MATH 1324 Applied Analytics

Assignment 2

Hridyansh Gulati s3893381, Shaikh Mohammad Rahil s3960736 and Tanya Thankachan s3909102

Last updated: 16 October, 2022

Introduction

Problem Statement

Data

Data collection (Data Cont.)

Data collection steps:

  1. Navigate to https://databank.worldbank.org/source/health-nutrition-and-population-statistics#
  2. In Variables sub-tab, under Database, select Health Nutrition and Population Statistics
  3. Under Country, select everything
  4. Under Series, search life expectancy and filter for life expectancy at birth, female (years) and life expectancy at birth, male (years)
  5. Under Year, select relevant year
  6. Apply changes and download using download options on top right.

Reading the data (Data Cont.)

Read Male life expectancy data

MaleLife <-
  read.csv("C:/Users/admin/Downloads/Males.csv")
head(MaleLife)

Data structure:

MaleLifeEx<-MaleLife%>%select(Country.Name,Country.Code,X2005..YR2005.)
MaleLifeExpec<-data.frame(MaleLifeEx)
colnames(MaleLifeExpec)<-c("CountryNames","CountryCode","MALE")
str(MaleLife)
## 'data.frame':    271 obs. of  5 variables:
##  $ Series.Name   : chr  "Life expectancy at birth, male (years)" "Life expectancy at birth, male (years)" "Life expectancy at birth, male (years)" "Life expectancy at birth, male (years)" ...
##  $ Series.Code   : chr  "SP.DYN.LE00.MA.IN" "SP.DYN.LE00.MA.IN" "SP.DYN.LE00.MA.IN" "SP.DYN.LE00.MA.IN" ...
##  $ Country.Name  : chr  "Afghanistan" "Africa Eastern and Southern" "Africa Western and Central" "Albania" ...
##  $ Country.Code  : chr  "AFG" "AFE" "AFW" "ALB" ...
##  $ X2005..YR2005.: chr  "57.044" "52.2217123832099" "50.3338297768142" "72.708" ...

###

Goals
(a) According to the assignment, how many observations and variables does the male life expectancy data frame have?
(b) Reproduce the assignment's text starting at "head(MaleLife)" and ending at "str(MaleLife)".
The entries after the assignment are separate material.

###

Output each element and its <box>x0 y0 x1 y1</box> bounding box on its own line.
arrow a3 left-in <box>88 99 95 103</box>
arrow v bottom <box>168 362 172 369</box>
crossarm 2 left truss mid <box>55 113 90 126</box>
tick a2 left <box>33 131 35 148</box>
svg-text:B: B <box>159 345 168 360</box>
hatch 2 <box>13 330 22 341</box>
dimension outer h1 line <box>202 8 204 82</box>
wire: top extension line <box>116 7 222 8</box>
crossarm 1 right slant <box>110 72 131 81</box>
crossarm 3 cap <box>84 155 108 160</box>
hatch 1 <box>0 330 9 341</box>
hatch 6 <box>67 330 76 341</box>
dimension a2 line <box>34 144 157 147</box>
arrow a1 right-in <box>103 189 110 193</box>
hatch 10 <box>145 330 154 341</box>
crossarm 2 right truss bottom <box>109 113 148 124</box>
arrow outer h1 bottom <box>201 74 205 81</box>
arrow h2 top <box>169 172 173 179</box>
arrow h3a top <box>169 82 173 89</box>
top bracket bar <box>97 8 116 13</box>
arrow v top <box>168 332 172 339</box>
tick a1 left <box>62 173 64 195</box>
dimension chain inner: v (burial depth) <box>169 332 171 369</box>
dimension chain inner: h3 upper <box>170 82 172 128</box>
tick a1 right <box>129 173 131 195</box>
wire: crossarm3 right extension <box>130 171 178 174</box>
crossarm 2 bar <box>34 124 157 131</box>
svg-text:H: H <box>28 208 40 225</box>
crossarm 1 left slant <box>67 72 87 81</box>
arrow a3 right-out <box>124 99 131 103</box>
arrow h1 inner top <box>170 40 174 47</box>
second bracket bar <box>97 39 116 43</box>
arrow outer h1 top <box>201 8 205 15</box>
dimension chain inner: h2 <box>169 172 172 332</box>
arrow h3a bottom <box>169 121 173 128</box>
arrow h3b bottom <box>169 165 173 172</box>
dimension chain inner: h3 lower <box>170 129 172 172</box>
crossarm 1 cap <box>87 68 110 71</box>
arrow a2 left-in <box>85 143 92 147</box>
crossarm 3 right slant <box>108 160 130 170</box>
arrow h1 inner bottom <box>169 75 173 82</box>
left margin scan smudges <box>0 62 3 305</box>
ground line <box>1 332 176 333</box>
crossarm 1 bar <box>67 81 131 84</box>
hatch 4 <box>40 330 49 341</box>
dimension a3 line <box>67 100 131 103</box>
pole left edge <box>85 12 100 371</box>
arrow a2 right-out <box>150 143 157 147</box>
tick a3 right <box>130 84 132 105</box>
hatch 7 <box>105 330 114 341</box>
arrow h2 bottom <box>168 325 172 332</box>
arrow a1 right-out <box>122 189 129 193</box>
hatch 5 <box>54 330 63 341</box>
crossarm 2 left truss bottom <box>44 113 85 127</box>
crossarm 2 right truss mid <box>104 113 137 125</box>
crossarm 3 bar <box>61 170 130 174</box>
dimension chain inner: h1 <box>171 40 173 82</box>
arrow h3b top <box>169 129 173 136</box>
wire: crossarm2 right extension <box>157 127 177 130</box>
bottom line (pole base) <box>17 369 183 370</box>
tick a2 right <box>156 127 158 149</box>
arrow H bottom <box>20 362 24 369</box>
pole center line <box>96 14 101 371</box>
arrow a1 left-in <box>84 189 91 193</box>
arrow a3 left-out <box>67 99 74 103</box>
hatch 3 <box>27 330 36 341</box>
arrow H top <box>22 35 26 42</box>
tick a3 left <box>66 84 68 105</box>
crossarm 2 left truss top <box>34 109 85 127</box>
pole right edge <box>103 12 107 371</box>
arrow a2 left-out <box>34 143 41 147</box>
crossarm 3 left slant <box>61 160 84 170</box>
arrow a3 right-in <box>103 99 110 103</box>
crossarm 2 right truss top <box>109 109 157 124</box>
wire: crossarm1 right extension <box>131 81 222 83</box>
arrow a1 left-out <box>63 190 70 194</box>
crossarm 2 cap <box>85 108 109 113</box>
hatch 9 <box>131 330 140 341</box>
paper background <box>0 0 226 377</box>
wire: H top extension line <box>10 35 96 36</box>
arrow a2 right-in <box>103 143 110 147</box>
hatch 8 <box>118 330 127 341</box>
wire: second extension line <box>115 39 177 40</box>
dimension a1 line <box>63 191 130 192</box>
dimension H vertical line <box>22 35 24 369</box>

###

Expected responses
(a) 271 observations of 5 variables.

(b)
head(MaleLife)

Data structure:

MaleLifeEx<-MaleLife%>%select(Country.Name,Country.Code,X2005..YR2005.)
MaleLifeExpec<-data.frame(MaleLifeEx)
colnames(MaleLifeExpec)<-c("CountryNames","CountryCode","MALE")
str(MaleLife)